▸ **Work instructions**
Show, in full, each line of the data that contains "from".
──────
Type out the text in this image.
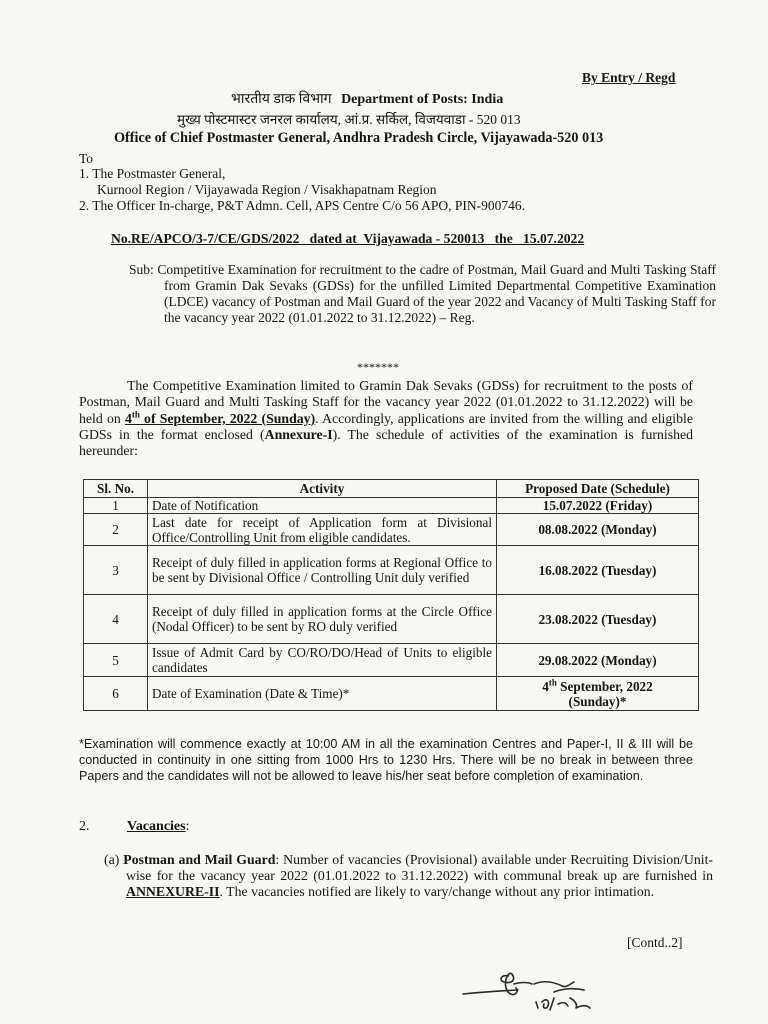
By Entry / Regd
भारतीय डाक विभाग Department of Posts: India
मुख्य पोस्टमास्टर जनरल कार्यालय, आं.प्र. सर्किल, विजयवाडा - 520 013
Office of Chief Postmaster General, Andhra Pradesh Circle, Vijayawada-520 013
To
1. The Postmaster General,
Kurnool Region / Vijayawada Region / Visakhapatnam Region
2. The Officer In-charge, P&T Admn. Cell, APS Centre C/o 56 APO, PIN-900746.
No.RE/APCO/3-7/CE/GDS/2022   dated at  Vijayawada - 520013   the   15.07.2022

Sub: Competitive Examination for recruitment to the cadre of Postman, Mail Guard and Multi Tasking Staff from Gramin Dak Sevaks (GDSs) for the unfilled Limited Departmental Competitive Examination (LDCE) vacancy of Postman and Mail Guard of the year 2022 and Vacancy of Multi Tasking Staff for the vacancy year 2022 (01.01.2022 to 31.12.2022) – Reg.

*******

The Competitive Examination limited to Gramin Dak Sevaks (GDSs) for recruitment to the posts of Postman, Mail Guard and Multi Tasking Staff for the vacancy year 2022 (01.01.2022 to 31.12.2022) will be held on 4th of September, 2022 (Sunday). Accordingly, applications are invited from the willing and eligible GDSs in the format enclosed (Annexure-I). The schedule of activities of the examination is furnished hereunder:

Sl. No.	Activity	Proposed Date (Schedule)
1	Date of Notification	15.07.2022 (Friday)
2	Last date for receipt of Application form at Divisional Office/Controlling Unit from eligible candidates.	08.08.2022 (Monday)
3	Receipt of duly filled in application forms at Regional Office to be sent by Divisional Office / Controlling Unit duly verified	16.08.2022 (Tuesday)
4	Receipt of duly filled in application forms at the Circle Office (Nodal Officer) to be sent by RO duly verified	23.08.2022 (Tuesday)
5	Issue of Admit Card by CO/RO/DO/Head of Units to eligible candidates	29.08.2022 (Monday)
6	Date of Examination (Date & Time)*	4th September, 2022
(Sunday)*

*Examination will commence exactly at 10:00 AM in all the examination Centres and Paper-I, II & III will be conducted in continuity in one sitting from 1000 Hrs to 1230 Hrs. There will be no break in between three Papers and the candidates will not be allowed to leave his/her seat before completion of examination.

2.	Vacancies:

(a) Postman and Mail Guard: Number of vacancies (Provisional) available under Recruiting Division/Unit-wise for the vacancy year 2022 (01.01.2022 to 31.12.2022) with communal break up are furnished in ANNEXURE-II. The vacancies notified are likely to vary/change without any prior intimation.

[Contd..2]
──────
▸ **Response to this exercise**
Sub: Competitive Examination for recruitment to the cadre of Postman, Mail Guard and Multi Tasking Staff from Gramin Dak Sevaks (GDSs) for the unfilled Limited Departmental Competitive Examination (LDCE) vacancy of Postman and Mail Guard of the year 2022 and Vacancy of Multi Tasking Staff for the vacancy year 2022 (01.01.2022 to 31.12.2022) – Reg.
The Competitive Examination limited to Gramin Dak Sevaks (GDSs) for recruitment to the posts of Postman, Mail Guard and Multi Tasking Staff for the vacancy year 2022 (01.01.2022 to 31.12.2022) will be held on 4th of September, 2022 (Sunday). Accordingly, applications are invited from the willing and eligible GDSs in the format enclosed (Annexure-I). The schedule of activities of the examination is furnished hereunder:
2	Last date for receipt of Application form at Divisional Office/Controlling Unit from eligible candidates.	08.08.2022 (Monday)
*Examination will commence exactly at 10:00 AM in all the examination Centres and Paper-I, II & III will be conducted in continuity in one sitting from 1000 Hrs to 1230 Hrs. There will be no break in between three Papers and the candidates will not be allowed to leave his/her seat before completion of examination.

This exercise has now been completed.